JOB => Print out every line, exactly as written.

++++ MATERIAL TO PROCESS

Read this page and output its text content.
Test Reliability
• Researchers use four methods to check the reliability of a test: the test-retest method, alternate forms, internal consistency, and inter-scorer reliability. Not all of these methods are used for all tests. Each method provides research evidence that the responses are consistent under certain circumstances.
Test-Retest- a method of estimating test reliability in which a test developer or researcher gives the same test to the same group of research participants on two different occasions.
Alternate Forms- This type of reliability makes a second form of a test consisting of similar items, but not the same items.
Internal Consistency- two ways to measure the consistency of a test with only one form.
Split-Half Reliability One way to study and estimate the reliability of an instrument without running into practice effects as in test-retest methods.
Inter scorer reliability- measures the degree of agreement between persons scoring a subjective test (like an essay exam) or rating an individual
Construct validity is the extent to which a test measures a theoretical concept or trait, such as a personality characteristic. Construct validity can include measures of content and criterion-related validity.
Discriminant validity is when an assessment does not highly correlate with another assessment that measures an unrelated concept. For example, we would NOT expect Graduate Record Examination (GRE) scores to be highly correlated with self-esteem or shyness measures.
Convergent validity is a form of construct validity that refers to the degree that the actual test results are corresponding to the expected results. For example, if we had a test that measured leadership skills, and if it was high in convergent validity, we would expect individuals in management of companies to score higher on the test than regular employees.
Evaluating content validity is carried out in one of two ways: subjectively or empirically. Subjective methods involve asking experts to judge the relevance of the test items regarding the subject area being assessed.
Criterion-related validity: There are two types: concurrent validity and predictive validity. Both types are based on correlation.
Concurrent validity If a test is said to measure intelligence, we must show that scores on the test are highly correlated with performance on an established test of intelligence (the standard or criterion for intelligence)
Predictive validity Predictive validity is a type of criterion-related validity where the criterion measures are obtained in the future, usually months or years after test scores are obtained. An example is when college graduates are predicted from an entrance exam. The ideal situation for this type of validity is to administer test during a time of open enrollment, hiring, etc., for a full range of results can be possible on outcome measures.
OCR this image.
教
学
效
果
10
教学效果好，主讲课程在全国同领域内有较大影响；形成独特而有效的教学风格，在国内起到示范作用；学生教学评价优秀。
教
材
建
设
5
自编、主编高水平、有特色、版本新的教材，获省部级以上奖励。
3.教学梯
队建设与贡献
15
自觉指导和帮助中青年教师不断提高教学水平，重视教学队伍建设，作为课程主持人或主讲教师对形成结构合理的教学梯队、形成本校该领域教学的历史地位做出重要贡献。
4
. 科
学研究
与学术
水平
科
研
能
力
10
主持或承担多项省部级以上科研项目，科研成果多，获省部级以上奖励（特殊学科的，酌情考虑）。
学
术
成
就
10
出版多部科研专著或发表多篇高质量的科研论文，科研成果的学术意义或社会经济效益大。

++++++++

COMPLETE OUTPUT =>
Read this page and output its text content.
Test Reliability
• Researchers use four methods to check the reliability of a test: the test-retest method, alternate forms, internal consistency, and inter-scorer reliability. Not all of these methods are used for all tests. Each method provides research evidence that the responses are consistent under certain circumstances.
Test-Retest- a method of estimating test reliability in which a test developer or researcher gives the same test to the same group of research participants on two different occasions.
Alternate Forms- This type of reliability makes a second form of a test consisting of similar items, but not the same items.
Internal Consistency- two ways to measure the consistency of a test with only one form.
Split-Half Reliability One way to study and estimate the reliability of an instrument without running into practice effects as in test-retest methods.
Inter scorer reliability- measures the degree of agreement between persons scoring a subjective test (like an essay exam) or rating an individual
Construct validity is the extent to which a test measures a theoretical concept or trait, such as a personality characteristic. Construct validity can include measures of content and criterion-related validity.
Discriminant validity is when an assessment does not highly correlate with another assessment that measures an unrelated concept. For example, we would NOT expect Graduate Record Examination (GRE) scores to be highly correlated with self-esteem or shyness measures.
Convergent validity is a form of construct validity that refers to the degree that the actual test results are corresponding to the expected results. For example, if we had a test that measured leadership skills, and if it was high in convergent validity, we would expect individuals in management of companies to score higher on the test than regular employees.
Evaluating content validity is carried out in one of two ways: subjectively or empirically. Subjective methods involve asking experts to judge the relevance of the test items regarding the subject area being assessed.
Criterion-related validity: There are two types: concurrent validity and predictive validity. Both types are based on correlation.
Concurrent validity If a test is said to measure intelligence, we must show that scores on the test are highly correlated with performance on an established test of intelligence (the standard or criterion for intelligence)
Predictive validity Predictive validity is a type of criterion-related validity where the criterion measures are obtained in the future, usually months or years after test scores are obtained. An example is when college graduates are predicted from an entrance exam. The ideal situation for this type of validity is to administer test during a time of open enrollment, hiring, etc., for a full range of results can be possible on outcome measures.
OCR this image.
教
学
效
果
10
教学效果好，主讲课程在全国同领域内有较大影响；形成独特而有效的教学风格，在国内起到示范作用；学生教学评价优秀。
教
材
建
设
5
自编、主编高水平、有特色、版本新的教材，获省部级以上奖励。
3.教学梯
队建设与贡献
15
自觉指导和帮助中青年教师不断提高教学水平，重视教学队伍建设，作为课程主持人或主讲教师对形成结构合理的教学梯队、形成本校该领域教学的历史地位做出重要贡献。
4
. 科
学研究
与学术
水平
科
研
能
力
10
主持或承担多项省部级以上科研项目，科研成果多，获省部级以上奖励（特殊学科的，酌情考虑）。
学
术
成
就
10
出版多部科研专著或发表多篇高质量的科研论文，科研成果的学术意义或社会经济效益大。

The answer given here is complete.